■ DATASET
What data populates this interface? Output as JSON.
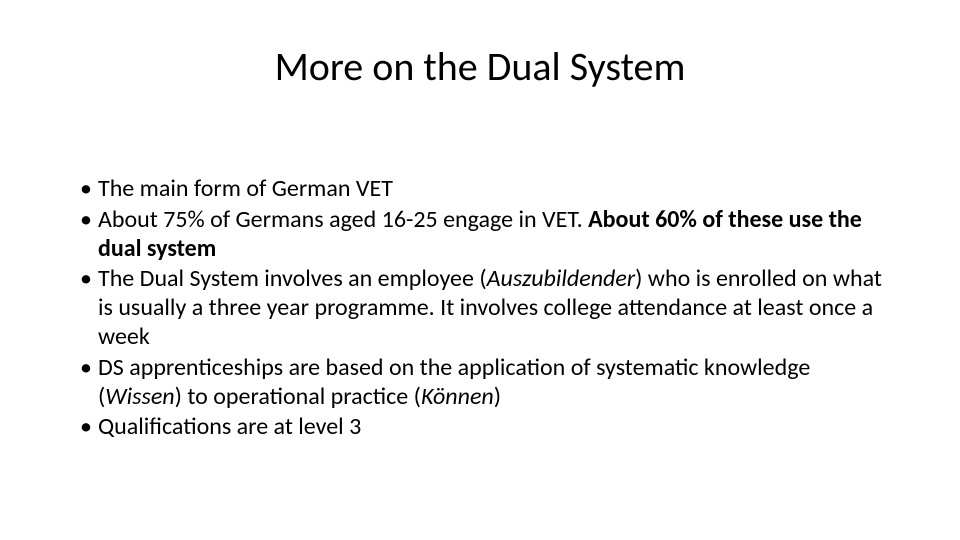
{
  "slide": {
    "title": "More on the Dual System",
    "title_fontsize": 40,
    "title_color": "#000000",
    "body_fontsize": 24,
    "body_color": "#000000",
    "background_color": "#ffffff",
    "bullets": [
      {
        "segments": [
          {
            "text": "The main form of German VET",
            "bold": false,
            "italic": false
          }
        ]
      },
      {
        "segments": [
          {
            "text": "About 75% of Germans aged 16-25 engage in VET. ",
            "bold": false,
            "italic": false
          },
          {
            "text": "About 60% of these use the dual system",
            "bold": true,
            "italic": false
          }
        ]
      },
      {
        "segments": [
          {
            "text": "The Dual System involves an employee (",
            "bold": false,
            "italic": false
          },
          {
            "text": "Auszubildender",
            "bold": false,
            "italic": true
          },
          {
            "text": ") who is enrolled on what is usually a three year programme. It involves college attendance at least once a week",
            "bold": false,
            "italic": false
          }
        ]
      },
      {
        "segments": [
          {
            "text": "DS apprenticeships are based on the application of systematic knowledge (",
            "bold": false,
            "italic": false
          },
          {
            "text": "Wissen",
            "bold": false,
            "italic": true
          },
          {
            "text": ") to operational practice (",
            "bold": false,
            "italic": false
          },
          {
            "text": "Können",
            "bold": false,
            "italic": true
          },
          {
            "text": ")",
            "bold": false,
            "italic": false
          }
        ]
      },
      {
        "segments": [
          {
            "text": "Qualifications are at level 3",
            "bold": false,
            "italic": false
          }
        ]
      }
    ]
  }
}
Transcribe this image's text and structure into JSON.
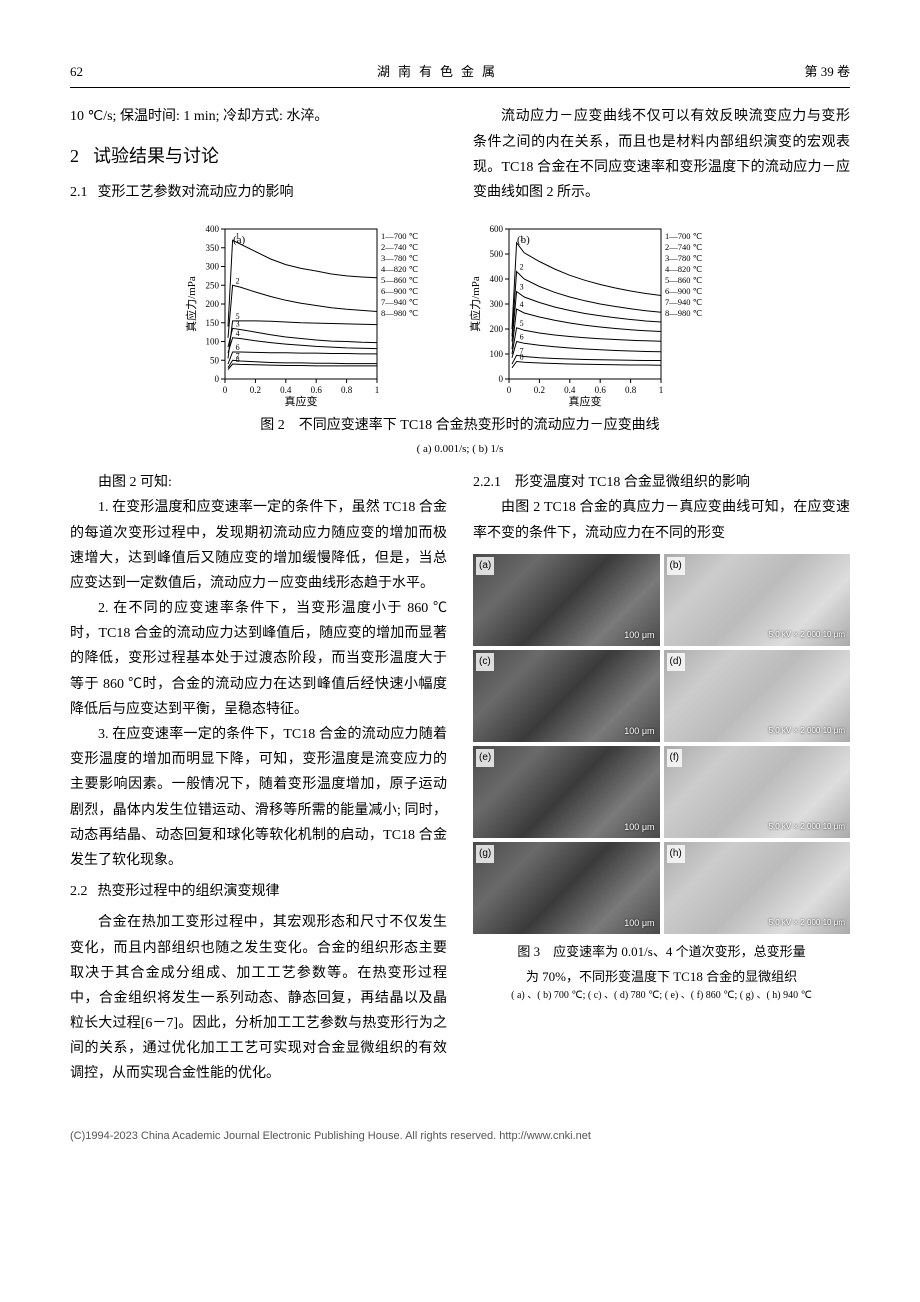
{
  "header": {
    "page": "62",
    "journal": "湖南有色金属",
    "volume": "第 39 卷"
  },
  "topline": "10 ℃/s; 保温时间: 1 min; 冷却方式: 水淬。",
  "sec2": {
    "num": "2",
    "title": "试验结果与讨论"
  },
  "sec21": {
    "num": "2.1",
    "title": "变形工艺参数对流动应力的影响"
  },
  "rightIntro": "流动应力－应变曲线不仅可以有效反映流变应力与变形条件之间的内在关系，而且也是材料内部组织演变的宏观表现。TC18 合金在不同应变速率和变形温度下的流动应力－应变曲线如图 2 所示。",
  "fig2": {
    "caption": "图 2　不同应变速率下 TC18 合金热变形时的流动应力－应变曲线",
    "sub": "( a) 0.001/s; ( b) 1/s",
    "chartA": {
      "type": "line",
      "tag": "(a)",
      "xlabel": "真应变",
      "ylabel": "真应力/mPa",
      "xlim": [
        0,
        1.0
      ],
      "ylim": [
        0,
        400
      ],
      "xtick_step": 0.2,
      "ytick_step": 50,
      "legend": [
        "1—700 ℃",
        "2—740 ℃",
        "3—780 ℃",
        "4—820 ℃",
        "5—860 ℃",
        "6—900 ℃",
        "7—940 ℃",
        "8—980 ℃"
      ],
      "line_colors": [
        "#000",
        "#000",
        "#000",
        "#000",
        "#000",
        "#000",
        "#000",
        "#000"
      ],
      "background_color": "#ffffff",
      "grid": false,
      "font_size": 10,
      "series": [
        {
          "label": "1",
          "x": [
            0.02,
            0.05,
            0.1,
            0.2,
            0.3,
            0.4,
            0.5,
            0.6,
            0.7,
            0.8,
            0.9,
            1.0
          ],
          "y": [
            140,
            370,
            360,
            340,
            320,
            305,
            295,
            288,
            280,
            275,
            272,
            270
          ]
        },
        {
          "label": "2",
          "x": [
            0.02,
            0.05,
            0.1,
            0.2,
            0.3,
            0.4,
            0.5,
            0.6,
            0.7,
            0.8,
            0.9,
            1.0
          ],
          "y": [
            110,
            250,
            245,
            232,
            220,
            210,
            202,
            196,
            190,
            186,
            183,
            180
          ]
        },
        {
          "label": "3",
          "x": [
            0.02,
            0.05,
            0.1,
            0.2,
            0.3,
            0.4,
            0.5,
            0.6,
            0.7,
            0.8,
            0.9,
            1.0
          ],
          "y": [
            85,
            135,
            132,
            125,
            118,
            112,
            108,
            104,
            101,
            100,
            98,
            97
          ]
        },
        {
          "label": "4",
          "x": [
            0.02,
            0.05,
            0.1,
            0.2,
            0.3,
            0.4,
            0.5,
            0.6,
            0.7,
            0.8,
            0.9,
            1.0
          ],
          "y": [
            70,
            110,
            108,
            102,
            97,
            93,
            90,
            87,
            85,
            83,
            82,
            81
          ]
        },
        {
          "label": "5",
          "x": [
            0.02,
            0.05,
            0.1,
            0.2,
            0.3,
            0.4,
            0.5,
            0.6,
            0.7,
            0.8,
            0.9,
            1.0
          ],
          "y": [
            55,
            155,
            155,
            155,
            154,
            152,
            150,
            149,
            148,
            147,
            146,
            145
          ]
        },
        {
          "label": "6",
          "x": [
            0.02,
            0.05,
            0.1,
            0.2,
            0.3,
            0.4,
            0.5,
            0.6,
            0.7,
            0.8,
            0.9,
            1.0
          ],
          "y": [
            40,
            72,
            72,
            71,
            70,
            70,
            69,
            69,
            68,
            68,
            67,
            67
          ]
        },
        {
          "label": "7",
          "x": [
            0.02,
            0.05,
            0.1,
            0.2,
            0.3,
            0.4,
            0.5,
            0.6,
            0.7,
            0.8,
            0.9,
            1.0
          ],
          "y": [
            30,
            50,
            48,
            46,
            44,
            43,
            43,
            42,
            42,
            41,
            41,
            41
          ]
        },
        {
          "label": "8",
          "x": [
            0.02,
            0.05,
            0.1,
            0.2,
            0.3,
            0.4,
            0.5,
            0.6,
            0.7,
            0.8,
            0.9,
            1.0
          ],
          "y": [
            25,
            40,
            39,
            38,
            37,
            36,
            36,
            35,
            35,
            35,
            35,
            35
          ]
        }
      ]
    },
    "chartB": {
      "type": "line",
      "tag": "(b)",
      "xlabel": "真应变",
      "ylabel": "真应力/mPa",
      "xlim": [
        0,
        1.0
      ],
      "ylim": [
        0,
        600
      ],
      "xtick_step": 0.2,
      "ytick_step": 100,
      "legend": [
        "1—700 ℃",
        "2—740 ℃",
        "3—780 ℃",
        "4—820 ℃",
        "5—860 ℃",
        "6—900 ℃",
        "7—940 ℃",
        "8—980 ℃"
      ],
      "line_colors": [
        "#000",
        "#000",
        "#000",
        "#000",
        "#000",
        "#000",
        "#000",
        "#000"
      ],
      "background_color": "#ffffff",
      "grid": false,
      "font_size": 10,
      "series": [
        {
          "label": "1",
          "x": [
            0.02,
            0.05,
            0.1,
            0.2,
            0.3,
            0.4,
            0.5,
            0.6,
            0.7,
            0.8,
            0.9,
            1.0
          ],
          "y": [
            200,
            545,
            505,
            470,
            440,
            415,
            395,
            378,
            364,
            352,
            342,
            334
          ]
        },
        {
          "label": "2",
          "x": [
            0.02,
            0.05,
            0.1,
            0.2,
            0.3,
            0.4,
            0.5,
            0.6,
            0.7,
            0.8,
            0.9,
            1.0
          ],
          "y": [
            170,
            430,
            400,
            370,
            347,
            328,
            313,
            300,
            290,
            281,
            273,
            267
          ]
        },
        {
          "label": "3",
          "x": [
            0.02,
            0.05,
            0.1,
            0.2,
            0.3,
            0.4,
            0.5,
            0.6,
            0.7,
            0.8,
            0.9,
            1.0
          ],
          "y": [
            150,
            350,
            328,
            306,
            288,
            274,
            262,
            253,
            245,
            238,
            232,
            228
          ]
        },
        {
          "label": "4",
          "x": [
            0.02,
            0.05,
            0.1,
            0.2,
            0.3,
            0.4,
            0.5,
            0.6,
            0.7,
            0.8,
            0.9,
            1.0
          ],
          "y": [
            120,
            280,
            264,
            248,
            235,
            224,
            215,
            208,
            202,
            197,
            193,
            190
          ]
        },
        {
          "label": "5",
          "x": [
            0.02,
            0.05,
            0.1,
            0.2,
            0.3,
            0.4,
            0.5,
            0.6,
            0.7,
            0.8,
            0.9,
            1.0
          ],
          "y": [
            100,
            205,
            195,
            184,
            176,
            170,
            165,
            161,
            158,
            155,
            153,
            151
          ]
        },
        {
          "label": "6",
          "x": [
            0.02,
            0.05,
            0.1,
            0.2,
            0.3,
            0.4,
            0.5,
            0.6,
            0.7,
            0.8,
            0.9,
            1.0
          ],
          "y": [
            85,
            150,
            143,
            135,
            129,
            124,
            120,
            117,
            114,
            112,
            110,
            109
          ]
        },
        {
          "label": "7",
          "x": [
            0.02,
            0.05,
            0.1,
            0.2,
            0.3,
            0.4,
            0.5,
            0.6,
            0.7,
            0.8,
            0.9,
            1.0
          ],
          "y": [
            60,
            95,
            90,
            85,
            82,
            80,
            78,
            77,
            76,
            75,
            74,
            74
          ]
        },
        {
          "label": "8",
          "x": [
            0.02,
            0.05,
            0.1,
            0.2,
            0.3,
            0.4,
            0.5,
            0.6,
            0.7,
            0.8,
            0.9,
            1.0
          ],
          "y": [
            45,
            70,
            67,
            64,
            62,
            60,
            59,
            58,
            57,
            56,
            56,
            55
          ]
        }
      ]
    }
  },
  "afterFig2": "由图 2 可知:",
  "item1": "1. 在变形温度和应变速率一定的条件下，虽然 TC18 合金的每道次变形过程中，发现期初流动应力随应变的增加而极速增大，达到峰值后又随应变的增加缓慢降低，但是，当总应变达到一定数值后，流动应力－应变曲线形态趋于水平。",
  "item2": "2. 在不同的应变速率条件下，当变形温度小于 860 ℃时，TC18 合金的流动应力达到峰值后，随应变的增加而显著的降低，变形过程基本处于过渡态阶段，而当变形温度大于等于 860 ℃时，合金的流动应力在达到峰值后经快速小幅度降低后与应变达到平衡，呈稳态特征。",
  "item3": "3. 在应变速率一定的条件下，TC18 合金的流动应力随着变形温度的增加而明显下降，可知，变形温度是流变应力的主要影响因素。一般情况下，随着变形温度增加，原子运动剧烈，晶体内发生位错运动、滑移等所需的能量减小; 同时，动态再结晶、动态回复和球化等软化机制的启动，TC18 合金发生了软化现象。",
  "sec22": {
    "num": "2.2",
    "title": "热变形过程中的组织演变规律"
  },
  "p22": "合金在热加工变形过程中，其宏观形态和尺寸不仅发生变化，而且内部组织也随之发生变化。合金的组织形态主要取决于其合金成分组成、加工工艺参数等。在热变形过程中，合金组织将发生一系列动态、静态回复，再结晶以及晶粒长大过程[6－7]。因此，分析加工工艺参数与热变形行为之间的关系，通过优化加工工艺可实现对合金显微组织的有效调控，从而实现合金性能的优化。",
  "sec221": {
    "num": "2.2.1",
    "title": "形变温度对 TC18 合金显微组织的影响"
  },
  "p221": "由图 2 TC18 合金的真应力－真应变曲线可知，在应变速率不变的条件下，流动应力在不同的形变",
  "fig3": {
    "caption1": "图 3　应变速率为 0.01/s、4 个道次变形，总变形量",
    "caption2": "为 70%，不同形变温度下 TC18 合金的显微组织",
    "sub": "( a) 、( b) 700 ℃; ( c) 、( d) 780 ℃; ( e) 、( f) 860 ℃; ( g) 、( h) 940 ℃",
    "panels": [
      {
        "tag": "(a)",
        "scale": "100 μm",
        "light": false
      },
      {
        "tag": "(b)",
        "scale": "5.0 kV  × 2 000  10 μm",
        "light": true
      },
      {
        "tag": "(c)",
        "scale": "100 μm",
        "light": false
      },
      {
        "tag": "(d)",
        "scale": "5.0 kV  × 2 000  10 μm",
        "light": true
      },
      {
        "tag": "(e)",
        "scale": "100 μm",
        "light": false
      },
      {
        "tag": "(f)",
        "scale": "5.0 kV  × 2 000  10 μm",
        "light": true
      },
      {
        "tag": "(g)",
        "scale": "100 μm",
        "light": false
      },
      {
        "tag": "(h)",
        "scale": "5.0 kV  × 2 000  10 μm",
        "light": true
      }
    ]
  },
  "footer": "(C)1994-2023 China Academic Journal Electronic Publishing House. All rights reserved.    http://www.cnki.net"
}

■ EXERCISE DIRECTIONS
Show every line where the string "involves" appears.

■ SOLUTION BELOW
            "text": "The Dual System involves an employee (",
            "text": ") who is enrolled on what is usually a three year programme. It involves college attendance at least once a week",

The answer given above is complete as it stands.